Task description = Reproduce the part of the text about the 1922 Our Gang film that opens with the words containing "Our Gang (1922)" and closes with "1922 by Pathé.".

Provided text =

-----

Our Gang (1922) is an American Our Gang silent short film that was the third entry in the series to be released. It was directed by Charley Chase, Robert F. McGowan, Tom McNamara, and Fred Newmeyer.  The two-reeler was released into theaters on November 5, 1922 by Pathé.

Plot
Jimmy is trying to get the affections of Mary Jane. Mary Jane, however, is not interested in Jimmy, but rather is interested in rich kid Pat. The gang tries to help Sunshine Sammy get some clothes. They lure rich Pat into a trap in order to steal his clean clothes, but Pat beats them up. The gang then offers Pat a place in the gang, and they cut his hair and trade clothes with him. When Mary Jane sees Pat, she is disgusted. She soon sees Jimmy and Jackie wearing their new outfits. Later, Mary Jane's mother is trying to get some customers in her store while competing with a popular rival store across the street. Sunshine Sammy and Pat try to help Mary Jane by making the customers of the rival store think there are mad animals running around the store.

Cast

The Gang
Ernest Morrison as Ernie "Sunshine Sammy"
John Hatton as rich kid
Anna Mae Bilson as Mary Jane
Mickey Daniels as Mickey
Jackie Condon as Jackie
Dinah the Mule as herself

Additional cast
Helen Gilmore as Emil's wife
Wallace Howe as the rival merchant
Mark Jones as Emil, the drunk

Notes/Production Notes
 This short marked the first appearance of Our Gang regular Mickey Daniels.

-----

Provided records =
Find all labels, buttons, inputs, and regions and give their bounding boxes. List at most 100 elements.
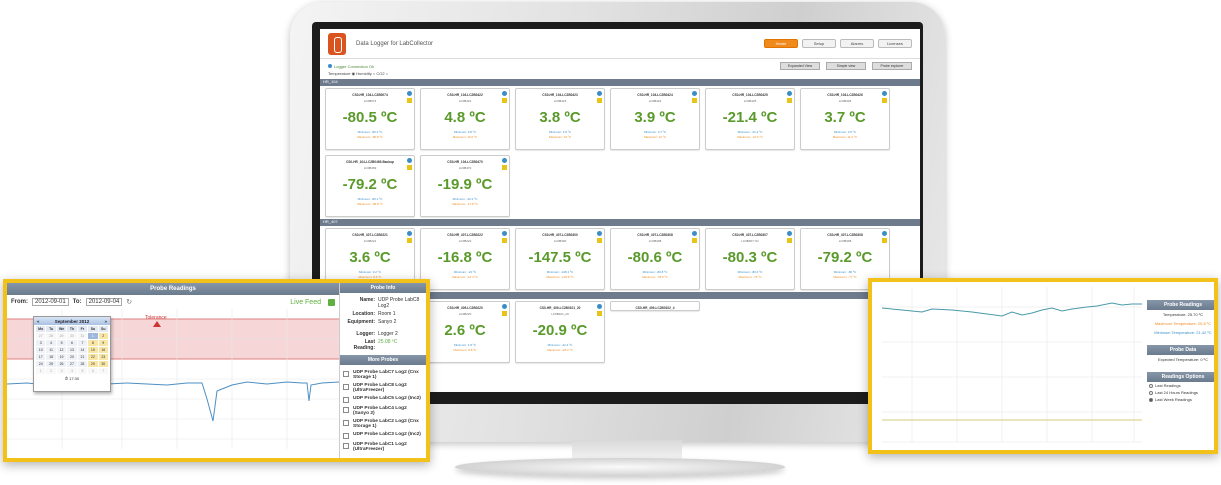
calendar-day[interactable]: 25 <box>46 361 56 367</box>
live-feed-link[interactable]: Live Feed <box>290 299 321 306</box>
info-icon[interactable] <box>502 231 507 236</box>
readings-option[interactable]: Last Readings <box>1147 382 1214 389</box>
to-date-input[interactable]: 2012-09-04 <box>85 298 123 306</box>
alert-icon[interactable] <box>597 238 602 243</box>
date-picker-calendar[interactable]: « September 2012 » Mo Tu We Th Fr Sa Su 27 28 29 3… <box>33 316 111 392</box>
probe-checkbox[interactable] <box>343 433 349 439</box>
calendar-time[interactable]: ⏱ 17:30 <box>34 376 110 381</box>
calendar-day[interactable]: 17 <box>36 354 46 360</box>
calendar-prev-icon[interactable]: « <box>37 319 40 324</box>
calendar-day[interactable]: 27 <box>36 333 46 339</box>
calendar-day[interactable]: 11 <box>46 347 56 353</box>
probe-card[interactable]: CS0-HR_407-LC2B0222 LC0B222 -16.8 ºC Minimu… <box>420 228 510 290</box>
more-probe-item[interactable]: UDP Probe LabC2 Log2 (Cnx Storage 1) <box>343 419 423 429</box>
info-icon[interactable] <box>407 91 412 96</box>
alert-icon[interactable] <box>597 311 602 316</box>
info-icon[interactable] <box>597 304 602 309</box>
readings-option[interactable]: Last Week Readings <box>1147 396 1214 403</box>
expanded-view-button[interactable]: Expanded View <box>780 62 820 70</box>
probe-card[interactable]: CS0-HR_104-LC2B0422 LC0B422 4.8 ºC Minimum:… <box>420 88 510 150</box>
calendar-day[interactable]: 9 <box>98 340 108 346</box>
calendar-next-icon[interactable]: » <box>104 319 107 324</box>
probe-checkbox[interactable] <box>343 407 349 413</box>
calendar-day[interactable]: 3 <box>56 368 67 374</box>
alert-icon[interactable] <box>502 98 507 103</box>
calendar-day[interactable]: 30 <box>67 333 77 339</box>
calendar-day[interactable]: 18 <box>46 354 56 360</box>
probe-card[interactable]: CS0-HR_104-LC2B0424 LC0B424 3.9 ºC Minimum:… <box>610 88 700 150</box>
calendar-day[interactable]: 21 <box>77 354 88 360</box>
more-probe-item[interactable]: UDP Probe LabC8 Log2 (UltraFreezer) <box>343 383 423 393</box>
calendar-day[interactable]: 20 <box>67 354 77 360</box>
calendar-day[interactable]: 1 <box>36 368 46 374</box>
info-icon[interactable] <box>502 304 507 309</box>
info-icon[interactable] <box>692 91 697 96</box>
option-radio[interactable] <box>1149 397 1153 402</box>
readings-option[interactable]: Last 24 Hours Readings <box>1147 389 1214 396</box>
probe-card[interactable]: CS0-HR_104-LC2B0469-Backup LC0B469 -79.2 º… <box>325 155 415 217</box>
alert-icon[interactable] <box>787 238 792 243</box>
calendar-day[interactable]: 29 <box>56 333 67 339</box>
alert-icon[interactable] <box>692 238 697 243</box>
more-probe-item[interactable]: UDP Probe LabC1 Log2 (UltraFreezer) <box>343 442 423 452</box>
calendar-day[interactable]: 27 <box>67 361 77 367</box>
calendar-day[interactable]: 3 <box>36 340 46 346</box>
calendar-day[interactable]: 6 <box>88 368 98 374</box>
probe-card[interactable]: CS0-HR_409-LC2B0220 LC0B220 2.6 ºC Minimum:… <box>420 301 510 363</box>
live-feed-icon[interactable] <box>328 298 335 306</box>
nav-setup-button[interactable]: Setup <box>802 39 836 48</box>
alert-icon[interactable] <box>692 98 697 103</box>
probe-card[interactable]: CS0-HR_409-LC2B0102_4 <box>610 301 700 311</box>
probe-card[interactable]: CS0-HR_104-LC2B0470 LC0B470 -19.9 ºC Minimu… <box>420 155 510 217</box>
info-icon[interactable] <box>787 231 792 236</box>
probe-card[interactable]: CS0-HR_104-LC2B0426 LC0B426 3.7 ºC Minimum:… <box>800 88 890 150</box>
calendar-day[interactable]: 28 <box>77 361 88 367</box>
info-icon[interactable] <box>407 231 412 236</box>
calendar-day[interactable]: 2 <box>98 333 108 339</box>
calendar-day[interactable]: 1 <box>88 333 98 339</box>
calendar-day[interactable]: 24 <box>36 361 46 367</box>
calendar-day[interactable]: 4 <box>67 368 77 374</box>
calendar-day[interactable]: 6 <box>67 340 77 346</box>
probe-checkbox[interactable] <box>343 371 349 377</box>
more-probe-item[interactable]: UDP Probe LabC7 Log2 (Cnx Storage 1) <box>343 370 423 380</box>
refresh-icon[interactable]: ↻ <box>126 298 132 306</box>
alert-icon[interactable] <box>597 98 602 103</box>
measure-toggle[interactable]: Temperature ◉ Humidity ○ CO2 ○ <box>320 70 920 77</box>
alert-icon[interactable] <box>502 238 507 243</box>
more-probe-item[interactable]: UDP Probe LabC4 Log2 (Sanyo 2) <box>343 406 423 416</box>
calendar-day[interactable]: 23 <box>98 354 108 360</box>
info-icon[interactable] <box>502 91 507 96</box>
probe-checkbox[interactable] <box>343 420 349 426</box>
more-probe-item[interactable]: UDP Probe LabC5 Log2 (Inc2) <box>343 396 423 403</box>
probe-card[interactable]: CS0-HR_407-LC2B0300 LC0B300 -147.5 ºC Minim… <box>515 228 605 290</box>
alert-icon[interactable] <box>882 98 887 103</box>
calendar-day[interactable]: 14 <box>77 347 88 353</box>
probe-card[interactable]: CS0-HR_407-LC2B0307 LC0B307 Nrr -80.3 ºC Mi… <box>705 228 795 290</box>
alert-icon[interactable] <box>407 165 412 170</box>
alert-icon[interactable] <box>502 311 507 316</box>
simple-view-button[interactable]: Simple view <box>826 62 866 70</box>
nav-alarms-button[interactable]: Alarms <box>840 39 874 48</box>
info-icon[interactable] <box>692 231 697 236</box>
alert-icon[interactable] <box>502 165 507 170</box>
info-icon[interactable] <box>597 231 602 236</box>
alert-icon[interactable] <box>787 98 792 103</box>
calendar-day[interactable]: 12 <box>56 347 67 353</box>
calendar-day[interactable]: 10 <box>36 347 46 353</box>
nav-licenses-button[interactable]: Licenses <box>878 39 912 48</box>
calendar-day[interactable]: 7 <box>77 340 88 346</box>
alert-icon[interactable] <box>882 238 887 243</box>
info-icon[interactable] <box>597 91 602 96</box>
calendar-day[interactable]: 2 <box>46 368 56 374</box>
probe-checkbox[interactable] <box>343 384 349 390</box>
calendar-day[interactable]: 22 <box>88 354 98 360</box>
probe-card[interactable]: CS0-HR_409-LC2B0101_20 LC0B101_20 -20.9 ºC… <box>515 301 605 363</box>
calendar-day[interactable]: 29 <box>88 361 98 367</box>
info-icon[interactable] <box>502 158 507 163</box>
more-probe-item[interactable]: UDP Probe LabC3 Log2 (Inc2) <box>343 432 423 439</box>
calendar-day[interactable]: 31 <box>77 333 88 339</box>
info-icon[interactable] <box>407 158 412 163</box>
option-radio[interactable] <box>1149 390 1153 395</box>
info-icon[interactable] <box>787 91 792 96</box>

-----

Reply to the exercise =
Our Gang (1922) is an American Our Gang silent short film that was the third entry in the series to be released. It was directed by Charley Chase, Robert F. McGowan, Tom McNamara, and Fred Newmeyer.  The two-reeler was released into theaters on November 5, 1922 by Pathé.